What is asked:
Type every record exactly as it appears.

-- START Entries --

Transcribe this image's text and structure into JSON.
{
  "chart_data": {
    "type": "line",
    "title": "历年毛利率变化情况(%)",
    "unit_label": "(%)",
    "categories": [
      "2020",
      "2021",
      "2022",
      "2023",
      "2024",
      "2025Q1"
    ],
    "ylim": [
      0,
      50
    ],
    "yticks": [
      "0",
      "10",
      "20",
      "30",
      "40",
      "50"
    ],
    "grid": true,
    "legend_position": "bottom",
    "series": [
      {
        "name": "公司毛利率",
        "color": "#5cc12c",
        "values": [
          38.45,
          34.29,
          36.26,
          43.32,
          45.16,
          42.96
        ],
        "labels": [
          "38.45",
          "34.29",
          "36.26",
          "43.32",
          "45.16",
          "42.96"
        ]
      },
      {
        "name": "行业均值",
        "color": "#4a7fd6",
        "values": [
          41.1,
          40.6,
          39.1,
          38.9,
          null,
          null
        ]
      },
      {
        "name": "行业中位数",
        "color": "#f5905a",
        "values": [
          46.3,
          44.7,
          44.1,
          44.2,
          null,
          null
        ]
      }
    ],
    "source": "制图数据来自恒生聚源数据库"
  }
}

-- END Entries --

Exercise solution:
Transcribe this image's text and structure into JSON.
{
  "chart_data": {
    "type": "line",
    "title": "历年毛利率变化情况(%)",
    "unit_label": "(%)",
    "categories": [
      "2020",
      "2021",
      "2022",
      "2023",
      "2024",
      "2025Q1"
    ],
    "ylim": [
      0,
      50
    ],
    "yticks": [
      "0",
      "10",
      "20",
      "30",
      "40",
      "50"
    ],
    "grid": true,
    "legend_position": "bottom",
    "series": [
      {
        "name": "公司毛利率",
        "color": "#5cc12c",
        "values": [
          38.45,
          34.29,
          36.26,
          43.32,
          45.16,
          42.96
        ],
        "labels": [
          "38.45",
          "34.29",
          "36.26",
          "43.32",
          "45.16",
          "42.96"
        ]
      },
      {
        "name": "行业均值",
        "color": "#4a7fd6",
        "values": [
          41.1,
          40.6,
          39.1,
          38.9,
          null,
          null
        ]
      },
      {
        "name": "行业中位数",
        "color": "#f5905a",
        "values": [
          46.3,
          44.7,
          44.1,
          44.2,
          null,
          null
        ]
      }
    ],
    "source": "制图数据来自恒生聚源数据库"
  }
}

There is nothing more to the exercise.